··· Task data
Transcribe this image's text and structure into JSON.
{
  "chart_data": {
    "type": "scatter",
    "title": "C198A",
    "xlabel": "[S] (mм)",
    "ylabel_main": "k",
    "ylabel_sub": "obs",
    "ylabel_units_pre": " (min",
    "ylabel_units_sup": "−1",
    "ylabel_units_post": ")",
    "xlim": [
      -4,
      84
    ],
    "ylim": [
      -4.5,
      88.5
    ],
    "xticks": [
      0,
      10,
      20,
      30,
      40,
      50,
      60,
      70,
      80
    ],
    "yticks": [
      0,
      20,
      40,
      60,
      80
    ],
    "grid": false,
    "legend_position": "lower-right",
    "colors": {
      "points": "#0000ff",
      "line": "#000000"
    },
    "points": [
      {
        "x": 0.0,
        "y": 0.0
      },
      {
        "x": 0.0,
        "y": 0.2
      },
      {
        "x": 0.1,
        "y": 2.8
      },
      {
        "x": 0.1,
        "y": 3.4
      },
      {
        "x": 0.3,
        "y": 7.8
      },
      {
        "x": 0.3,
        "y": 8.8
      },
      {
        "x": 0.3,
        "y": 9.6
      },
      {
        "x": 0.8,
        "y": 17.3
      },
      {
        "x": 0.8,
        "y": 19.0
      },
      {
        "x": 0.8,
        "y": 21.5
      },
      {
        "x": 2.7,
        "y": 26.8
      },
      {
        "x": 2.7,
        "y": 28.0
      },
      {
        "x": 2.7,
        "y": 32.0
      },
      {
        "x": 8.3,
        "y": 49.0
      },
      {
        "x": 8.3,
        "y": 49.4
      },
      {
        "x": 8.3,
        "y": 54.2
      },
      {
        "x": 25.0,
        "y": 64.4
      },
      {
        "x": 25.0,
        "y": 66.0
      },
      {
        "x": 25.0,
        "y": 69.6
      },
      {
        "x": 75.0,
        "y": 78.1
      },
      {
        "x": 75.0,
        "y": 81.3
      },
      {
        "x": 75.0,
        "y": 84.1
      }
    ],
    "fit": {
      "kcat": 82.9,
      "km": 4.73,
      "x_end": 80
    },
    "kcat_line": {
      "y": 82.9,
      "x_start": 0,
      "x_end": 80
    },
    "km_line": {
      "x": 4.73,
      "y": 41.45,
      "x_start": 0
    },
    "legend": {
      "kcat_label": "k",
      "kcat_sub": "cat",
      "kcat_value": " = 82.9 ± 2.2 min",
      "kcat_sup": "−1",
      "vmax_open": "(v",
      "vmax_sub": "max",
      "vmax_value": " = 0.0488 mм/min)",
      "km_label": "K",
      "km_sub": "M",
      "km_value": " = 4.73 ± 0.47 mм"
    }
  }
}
······
What to produce: Write down every line of the data exactly as it appears above.

Task output:
Transcribe this image's text and structure into JSON.
{
  "chart_data": {
    "type": "scatter",
    "title": "C198A",
    "xlabel": "[S] (mм)",
    "ylabel_main": "k",
    "ylabel_sub": "obs",
    "ylabel_units_pre": " (min",
    "ylabel_units_sup": "−1",
    "ylabel_units_post": ")",
    "xlim": [
      -4,
      84
    ],
    "ylim": [
      -4.5,
      88.5
    ],
    "xticks": [
      0,
      10,
      20,
      30,
      40,
      50,
      60,
      70,
      80
    ],
    "yticks": [
      0,
      20,
      40,
      60,
      80
    ],
    "grid": false,
    "legend_position": "lower-right",
    "colors": {
      "points": "#0000ff",
      "line": "#000000"
    },
    "points": [
      {
        "x": 0.0,
        "y": 0.0
      },
      {
        "x": 0.0,
        "y": 0.2
      },
      {
        "x": 0.1,
        "y": 2.8
      },
      {
        "x": 0.1,
        "y": 3.4
      },
      {
        "x": 0.3,
        "y": 7.8
      },
      {
        "x": 0.3,
        "y": 8.8
      },
      {
        "x": 0.3,
        "y": 9.6
      },
      {
        "x": 0.8,
        "y": 17.3
      },
      {
        "x": 0.8,
        "y": 19.0
      },
      {
        "x": 0.8,
        "y": 21.5
      },
      {
        "x": 2.7,
        "y": 26.8
      },
      {
        "x": 2.7,
        "y": 28.0
      },
      {
        "x": 2.7,
        "y": 32.0
      },
      {
        "x": 8.3,
        "y": 49.0
      },
      {
        "x": 8.3,
        "y": 49.4
      },
      {
        "x": 8.3,
        "y": 54.2
      },
      {
        "x": 25.0,
        "y": 64.4
      },
      {
        "x": 25.0,
        "y": 66.0
      },
      {
        "x": 25.0,
        "y": 69.6
      },
      {
        "x": 75.0,
        "y": 78.1
      },
      {
        "x": 75.0,
        "y": 81.3
      },
      {
        "x": 75.0,
        "y": 84.1
      }
    ],
    "fit": {
      "kcat": 82.9,
      "km": 4.73,
      "x_end": 80
    },
    "kcat_line": {
      "y": 82.9,
      "x_start": 0,
      "x_end": 80
    },
    "km_line": {
      "x": 4.73,
      "y": 41.45,
      "x_start": 0
    },
    "legend": {
      "kcat_label": "k",
      "kcat_sub": "cat",
      "kcat_value": " = 82.9 ± 2.2 min",
      "kcat_sup": "−1",
      "vmax_open": "(v",
      "vmax_sub": "max",
      "vmax_value": " = 0.0488 mм/min)",
      "km_label": "K",
      "km_sub": "M",
      "km_value": " = 4.73 ± 0.47 mм"
    }
  }
}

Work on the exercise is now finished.